Exercise instructions: Scan the data below for the string "kluczyka". Show every line where it turns up.
-- begin Supplied records --
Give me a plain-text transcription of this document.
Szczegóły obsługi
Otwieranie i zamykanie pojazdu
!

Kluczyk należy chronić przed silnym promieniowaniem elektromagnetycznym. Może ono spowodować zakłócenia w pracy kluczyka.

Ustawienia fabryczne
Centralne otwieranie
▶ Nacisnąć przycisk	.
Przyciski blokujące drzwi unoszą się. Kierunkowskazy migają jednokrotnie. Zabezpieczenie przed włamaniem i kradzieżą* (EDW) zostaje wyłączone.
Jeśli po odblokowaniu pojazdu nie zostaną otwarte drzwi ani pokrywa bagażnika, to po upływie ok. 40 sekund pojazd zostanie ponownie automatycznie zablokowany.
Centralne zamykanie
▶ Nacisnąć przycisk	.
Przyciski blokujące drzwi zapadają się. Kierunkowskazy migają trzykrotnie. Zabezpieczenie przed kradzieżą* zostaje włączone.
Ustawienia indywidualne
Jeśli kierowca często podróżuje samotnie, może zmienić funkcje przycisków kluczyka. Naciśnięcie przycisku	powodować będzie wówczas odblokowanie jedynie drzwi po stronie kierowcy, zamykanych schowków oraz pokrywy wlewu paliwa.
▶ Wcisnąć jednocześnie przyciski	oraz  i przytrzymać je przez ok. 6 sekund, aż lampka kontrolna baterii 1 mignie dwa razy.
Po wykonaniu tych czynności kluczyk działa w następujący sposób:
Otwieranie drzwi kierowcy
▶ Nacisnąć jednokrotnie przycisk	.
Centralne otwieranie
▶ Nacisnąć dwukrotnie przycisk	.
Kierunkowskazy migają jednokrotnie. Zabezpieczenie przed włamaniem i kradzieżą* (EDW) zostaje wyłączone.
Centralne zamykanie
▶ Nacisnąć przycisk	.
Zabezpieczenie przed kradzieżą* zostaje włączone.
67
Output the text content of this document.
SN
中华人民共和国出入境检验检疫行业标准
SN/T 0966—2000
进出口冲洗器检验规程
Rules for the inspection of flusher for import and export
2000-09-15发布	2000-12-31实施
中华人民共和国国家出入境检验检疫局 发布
-- end Supplied records --
Result of the task:
Kluczyk należy chronić przed silnym promieniowaniem elektromagnetycznym. Może ono spowodować zakłócenia w pracy kluczyka.
Jeśli kierowca często podróżuje samotnie, może zmienić funkcje przycisków kluczyka. Naciśnięcie przycisku	powodować będzie wówczas odblokowanie jedynie drzwi po stronie kierowcy, zamykanych schowków oraz pokrywy wlewu paliwa.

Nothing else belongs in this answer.